## BEGIN

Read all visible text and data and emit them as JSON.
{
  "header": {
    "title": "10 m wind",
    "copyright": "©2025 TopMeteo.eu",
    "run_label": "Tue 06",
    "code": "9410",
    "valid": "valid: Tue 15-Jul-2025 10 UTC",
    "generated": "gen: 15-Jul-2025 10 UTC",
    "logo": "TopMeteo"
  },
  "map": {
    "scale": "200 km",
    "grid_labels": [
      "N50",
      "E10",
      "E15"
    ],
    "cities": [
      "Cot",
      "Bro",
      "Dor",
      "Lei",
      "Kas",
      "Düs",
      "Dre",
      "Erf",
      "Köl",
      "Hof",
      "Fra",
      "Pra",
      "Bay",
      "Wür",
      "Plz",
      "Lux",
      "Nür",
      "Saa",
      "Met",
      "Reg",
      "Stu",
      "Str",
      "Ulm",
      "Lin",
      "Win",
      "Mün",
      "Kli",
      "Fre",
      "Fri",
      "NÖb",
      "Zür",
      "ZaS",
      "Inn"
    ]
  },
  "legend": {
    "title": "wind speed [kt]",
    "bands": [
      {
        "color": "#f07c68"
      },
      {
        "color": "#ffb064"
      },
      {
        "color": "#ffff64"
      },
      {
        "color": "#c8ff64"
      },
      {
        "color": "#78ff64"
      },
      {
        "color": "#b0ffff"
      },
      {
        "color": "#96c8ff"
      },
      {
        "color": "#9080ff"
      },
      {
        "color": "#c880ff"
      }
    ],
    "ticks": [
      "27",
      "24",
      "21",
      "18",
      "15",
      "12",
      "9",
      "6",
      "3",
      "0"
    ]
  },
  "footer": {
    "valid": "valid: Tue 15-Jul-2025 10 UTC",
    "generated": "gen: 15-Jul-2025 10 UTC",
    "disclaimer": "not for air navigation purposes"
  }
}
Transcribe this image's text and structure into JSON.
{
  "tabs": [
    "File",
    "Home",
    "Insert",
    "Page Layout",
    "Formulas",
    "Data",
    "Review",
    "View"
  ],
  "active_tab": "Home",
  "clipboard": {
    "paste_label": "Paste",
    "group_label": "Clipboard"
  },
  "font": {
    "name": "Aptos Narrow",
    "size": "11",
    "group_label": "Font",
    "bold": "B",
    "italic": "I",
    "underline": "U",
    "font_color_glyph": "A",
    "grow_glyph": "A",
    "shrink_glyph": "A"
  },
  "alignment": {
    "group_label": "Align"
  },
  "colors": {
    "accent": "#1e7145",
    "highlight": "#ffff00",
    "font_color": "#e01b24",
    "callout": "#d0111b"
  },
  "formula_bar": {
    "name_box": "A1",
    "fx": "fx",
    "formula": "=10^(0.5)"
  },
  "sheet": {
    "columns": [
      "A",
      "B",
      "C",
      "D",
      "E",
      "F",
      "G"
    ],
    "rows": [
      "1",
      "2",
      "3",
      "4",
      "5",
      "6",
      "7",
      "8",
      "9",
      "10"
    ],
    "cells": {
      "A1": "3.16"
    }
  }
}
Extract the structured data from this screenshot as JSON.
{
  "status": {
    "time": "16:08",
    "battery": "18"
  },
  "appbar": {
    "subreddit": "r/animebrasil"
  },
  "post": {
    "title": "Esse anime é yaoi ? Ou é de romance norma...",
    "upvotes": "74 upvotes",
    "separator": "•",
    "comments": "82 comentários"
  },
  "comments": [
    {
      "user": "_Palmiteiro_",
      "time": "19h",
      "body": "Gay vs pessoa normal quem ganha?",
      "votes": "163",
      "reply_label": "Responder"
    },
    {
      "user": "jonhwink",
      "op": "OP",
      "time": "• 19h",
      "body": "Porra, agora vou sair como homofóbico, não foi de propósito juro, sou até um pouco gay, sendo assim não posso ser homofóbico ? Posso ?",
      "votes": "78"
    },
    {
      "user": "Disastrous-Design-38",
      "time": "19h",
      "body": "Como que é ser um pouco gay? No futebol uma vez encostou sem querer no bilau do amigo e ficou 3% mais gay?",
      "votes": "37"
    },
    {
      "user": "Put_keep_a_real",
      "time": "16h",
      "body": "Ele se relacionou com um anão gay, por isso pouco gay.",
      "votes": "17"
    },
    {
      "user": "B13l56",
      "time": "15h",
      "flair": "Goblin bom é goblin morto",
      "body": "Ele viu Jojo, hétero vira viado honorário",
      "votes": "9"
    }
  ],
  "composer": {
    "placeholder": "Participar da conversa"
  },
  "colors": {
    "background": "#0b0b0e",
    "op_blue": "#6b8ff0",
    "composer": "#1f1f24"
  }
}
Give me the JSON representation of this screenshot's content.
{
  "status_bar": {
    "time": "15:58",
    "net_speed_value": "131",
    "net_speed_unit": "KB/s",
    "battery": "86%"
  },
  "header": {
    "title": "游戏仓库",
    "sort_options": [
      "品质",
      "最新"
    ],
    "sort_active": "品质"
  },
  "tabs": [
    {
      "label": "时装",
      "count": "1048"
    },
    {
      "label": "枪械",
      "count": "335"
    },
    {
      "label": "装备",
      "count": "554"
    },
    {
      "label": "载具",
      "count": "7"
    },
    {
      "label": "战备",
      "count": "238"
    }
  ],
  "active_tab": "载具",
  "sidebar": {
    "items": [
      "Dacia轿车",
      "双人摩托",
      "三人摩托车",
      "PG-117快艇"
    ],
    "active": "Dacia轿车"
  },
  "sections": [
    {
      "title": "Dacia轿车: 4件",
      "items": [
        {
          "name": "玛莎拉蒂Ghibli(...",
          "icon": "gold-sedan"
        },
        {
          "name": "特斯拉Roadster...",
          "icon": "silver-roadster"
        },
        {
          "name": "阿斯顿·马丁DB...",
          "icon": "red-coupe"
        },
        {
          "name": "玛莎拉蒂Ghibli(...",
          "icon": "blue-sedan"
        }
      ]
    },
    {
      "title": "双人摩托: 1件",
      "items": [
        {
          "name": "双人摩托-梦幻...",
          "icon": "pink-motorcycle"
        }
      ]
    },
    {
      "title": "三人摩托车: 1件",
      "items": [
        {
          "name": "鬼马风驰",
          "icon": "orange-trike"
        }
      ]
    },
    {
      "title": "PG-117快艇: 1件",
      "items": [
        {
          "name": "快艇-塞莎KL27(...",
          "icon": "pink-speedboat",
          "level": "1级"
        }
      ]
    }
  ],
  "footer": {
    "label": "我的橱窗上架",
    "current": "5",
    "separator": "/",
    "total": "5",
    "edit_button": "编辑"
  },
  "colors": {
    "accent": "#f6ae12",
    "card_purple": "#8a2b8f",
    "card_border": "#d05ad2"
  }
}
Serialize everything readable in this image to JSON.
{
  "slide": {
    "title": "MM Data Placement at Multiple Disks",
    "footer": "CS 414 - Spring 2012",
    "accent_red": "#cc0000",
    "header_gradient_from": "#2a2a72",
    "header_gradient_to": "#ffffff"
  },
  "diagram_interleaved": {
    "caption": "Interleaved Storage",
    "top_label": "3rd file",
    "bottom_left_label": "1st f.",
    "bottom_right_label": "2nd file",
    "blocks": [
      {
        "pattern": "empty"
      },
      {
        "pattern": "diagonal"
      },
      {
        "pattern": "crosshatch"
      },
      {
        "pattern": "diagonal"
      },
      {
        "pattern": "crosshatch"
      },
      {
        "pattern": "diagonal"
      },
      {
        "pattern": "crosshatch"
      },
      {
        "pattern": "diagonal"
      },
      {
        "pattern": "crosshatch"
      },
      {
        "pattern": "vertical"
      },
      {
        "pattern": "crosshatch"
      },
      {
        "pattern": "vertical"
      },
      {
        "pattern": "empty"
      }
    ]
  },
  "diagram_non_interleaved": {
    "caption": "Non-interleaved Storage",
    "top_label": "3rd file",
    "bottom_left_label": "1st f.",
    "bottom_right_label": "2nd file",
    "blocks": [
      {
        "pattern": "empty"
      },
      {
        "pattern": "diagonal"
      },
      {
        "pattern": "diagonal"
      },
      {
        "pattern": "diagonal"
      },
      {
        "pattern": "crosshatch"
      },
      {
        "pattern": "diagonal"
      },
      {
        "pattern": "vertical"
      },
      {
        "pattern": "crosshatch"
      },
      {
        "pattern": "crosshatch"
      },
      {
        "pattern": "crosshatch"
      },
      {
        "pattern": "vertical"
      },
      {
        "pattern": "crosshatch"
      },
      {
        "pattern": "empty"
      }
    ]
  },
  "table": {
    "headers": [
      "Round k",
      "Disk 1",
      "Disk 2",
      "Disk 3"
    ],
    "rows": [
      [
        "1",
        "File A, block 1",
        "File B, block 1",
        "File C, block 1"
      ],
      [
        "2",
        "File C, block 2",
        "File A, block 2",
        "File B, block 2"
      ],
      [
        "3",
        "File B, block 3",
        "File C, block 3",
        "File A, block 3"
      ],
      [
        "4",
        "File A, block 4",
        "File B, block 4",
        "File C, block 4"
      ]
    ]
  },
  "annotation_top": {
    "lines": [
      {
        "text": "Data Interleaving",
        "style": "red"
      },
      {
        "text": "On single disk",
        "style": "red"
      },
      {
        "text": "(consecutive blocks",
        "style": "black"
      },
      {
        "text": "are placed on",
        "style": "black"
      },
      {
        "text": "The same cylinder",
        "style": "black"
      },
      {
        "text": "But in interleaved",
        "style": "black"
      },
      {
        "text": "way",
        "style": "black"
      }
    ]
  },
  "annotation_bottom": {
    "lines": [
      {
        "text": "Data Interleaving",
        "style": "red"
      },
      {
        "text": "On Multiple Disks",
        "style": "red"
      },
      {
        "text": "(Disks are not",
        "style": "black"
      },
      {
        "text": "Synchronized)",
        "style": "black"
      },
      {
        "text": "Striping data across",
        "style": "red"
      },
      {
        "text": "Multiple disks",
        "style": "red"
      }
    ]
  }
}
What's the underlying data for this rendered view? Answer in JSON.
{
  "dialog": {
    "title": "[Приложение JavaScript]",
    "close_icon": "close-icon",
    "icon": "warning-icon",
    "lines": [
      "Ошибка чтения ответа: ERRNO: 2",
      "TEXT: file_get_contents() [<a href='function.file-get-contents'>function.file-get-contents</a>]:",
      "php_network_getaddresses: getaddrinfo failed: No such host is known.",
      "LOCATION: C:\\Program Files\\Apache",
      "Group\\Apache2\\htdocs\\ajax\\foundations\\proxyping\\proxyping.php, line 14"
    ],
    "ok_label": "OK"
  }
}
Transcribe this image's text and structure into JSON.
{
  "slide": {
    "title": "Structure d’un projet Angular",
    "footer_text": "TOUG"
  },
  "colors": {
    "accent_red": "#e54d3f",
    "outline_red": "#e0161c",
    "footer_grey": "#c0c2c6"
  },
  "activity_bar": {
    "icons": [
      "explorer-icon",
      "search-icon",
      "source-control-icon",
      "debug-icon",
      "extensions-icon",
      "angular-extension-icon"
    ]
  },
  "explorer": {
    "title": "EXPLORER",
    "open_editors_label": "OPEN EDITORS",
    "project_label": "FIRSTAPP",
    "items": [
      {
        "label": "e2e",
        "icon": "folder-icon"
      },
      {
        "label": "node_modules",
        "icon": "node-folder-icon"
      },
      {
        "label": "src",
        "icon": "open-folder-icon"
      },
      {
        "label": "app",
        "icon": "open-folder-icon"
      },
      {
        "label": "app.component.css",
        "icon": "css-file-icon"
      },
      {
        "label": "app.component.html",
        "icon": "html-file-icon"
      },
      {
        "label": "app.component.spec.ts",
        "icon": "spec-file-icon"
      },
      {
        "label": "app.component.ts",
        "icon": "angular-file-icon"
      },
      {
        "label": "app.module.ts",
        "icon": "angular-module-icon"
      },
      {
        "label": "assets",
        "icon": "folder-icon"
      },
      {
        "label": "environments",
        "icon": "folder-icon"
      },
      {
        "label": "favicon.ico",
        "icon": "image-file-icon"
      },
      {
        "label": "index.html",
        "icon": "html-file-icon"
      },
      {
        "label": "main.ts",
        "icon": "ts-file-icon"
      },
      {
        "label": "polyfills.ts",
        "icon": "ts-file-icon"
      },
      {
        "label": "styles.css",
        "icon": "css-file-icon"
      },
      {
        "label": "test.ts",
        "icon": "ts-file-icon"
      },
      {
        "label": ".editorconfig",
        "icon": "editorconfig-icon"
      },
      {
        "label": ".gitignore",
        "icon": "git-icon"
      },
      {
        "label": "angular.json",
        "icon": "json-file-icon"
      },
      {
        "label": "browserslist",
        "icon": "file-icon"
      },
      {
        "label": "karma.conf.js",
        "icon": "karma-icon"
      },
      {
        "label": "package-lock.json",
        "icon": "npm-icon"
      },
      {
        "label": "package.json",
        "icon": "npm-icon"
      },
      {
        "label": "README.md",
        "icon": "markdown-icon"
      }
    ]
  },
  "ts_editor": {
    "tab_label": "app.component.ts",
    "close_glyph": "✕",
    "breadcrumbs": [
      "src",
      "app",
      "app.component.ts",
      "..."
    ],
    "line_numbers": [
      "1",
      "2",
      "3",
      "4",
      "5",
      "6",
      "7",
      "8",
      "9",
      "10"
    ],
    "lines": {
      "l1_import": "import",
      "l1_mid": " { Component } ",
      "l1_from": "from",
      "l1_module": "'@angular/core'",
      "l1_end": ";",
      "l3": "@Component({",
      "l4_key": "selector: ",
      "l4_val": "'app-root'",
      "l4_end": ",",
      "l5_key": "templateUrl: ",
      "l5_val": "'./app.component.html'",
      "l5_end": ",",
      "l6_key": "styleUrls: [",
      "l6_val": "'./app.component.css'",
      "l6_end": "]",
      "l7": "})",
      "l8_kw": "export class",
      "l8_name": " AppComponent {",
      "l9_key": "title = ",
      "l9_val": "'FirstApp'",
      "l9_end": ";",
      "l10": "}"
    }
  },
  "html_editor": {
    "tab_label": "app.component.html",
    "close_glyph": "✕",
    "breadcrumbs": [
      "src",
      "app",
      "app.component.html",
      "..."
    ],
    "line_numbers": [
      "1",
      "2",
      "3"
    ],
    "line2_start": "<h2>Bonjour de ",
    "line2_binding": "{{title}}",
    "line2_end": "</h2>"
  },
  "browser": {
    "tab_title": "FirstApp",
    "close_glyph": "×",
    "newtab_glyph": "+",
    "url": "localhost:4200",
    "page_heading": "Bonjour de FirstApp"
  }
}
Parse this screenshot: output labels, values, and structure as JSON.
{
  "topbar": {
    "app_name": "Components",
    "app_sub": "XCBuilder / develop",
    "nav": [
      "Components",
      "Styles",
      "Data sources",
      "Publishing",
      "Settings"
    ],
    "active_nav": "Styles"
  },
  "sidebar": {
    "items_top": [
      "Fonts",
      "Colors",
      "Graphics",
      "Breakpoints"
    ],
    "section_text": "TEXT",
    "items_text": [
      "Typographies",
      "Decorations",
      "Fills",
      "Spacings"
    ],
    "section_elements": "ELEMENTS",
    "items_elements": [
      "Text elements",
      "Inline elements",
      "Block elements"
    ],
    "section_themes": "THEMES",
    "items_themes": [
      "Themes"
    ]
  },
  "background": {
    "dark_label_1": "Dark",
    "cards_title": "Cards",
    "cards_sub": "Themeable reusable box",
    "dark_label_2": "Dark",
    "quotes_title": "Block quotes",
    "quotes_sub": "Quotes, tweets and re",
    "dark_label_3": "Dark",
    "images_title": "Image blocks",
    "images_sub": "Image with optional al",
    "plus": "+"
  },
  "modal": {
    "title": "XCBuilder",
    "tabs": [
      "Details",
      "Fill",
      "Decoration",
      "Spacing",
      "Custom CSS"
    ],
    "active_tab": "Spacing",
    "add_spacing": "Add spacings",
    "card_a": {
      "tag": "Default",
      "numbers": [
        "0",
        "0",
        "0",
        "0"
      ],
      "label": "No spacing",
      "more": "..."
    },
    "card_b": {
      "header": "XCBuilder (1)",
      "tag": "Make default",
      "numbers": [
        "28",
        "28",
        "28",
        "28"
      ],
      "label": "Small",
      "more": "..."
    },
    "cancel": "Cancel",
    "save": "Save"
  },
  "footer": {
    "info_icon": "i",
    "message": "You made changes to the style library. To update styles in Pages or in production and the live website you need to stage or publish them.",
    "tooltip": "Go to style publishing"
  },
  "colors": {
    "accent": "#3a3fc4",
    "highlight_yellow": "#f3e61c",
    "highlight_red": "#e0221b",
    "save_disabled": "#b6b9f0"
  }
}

## END

◆ **What needs to be done**:
Each line in the entries above that includes the string "package" should be extracted.

◆ **Response**:
        "label": "package-lock.json",
        "label": "package.json",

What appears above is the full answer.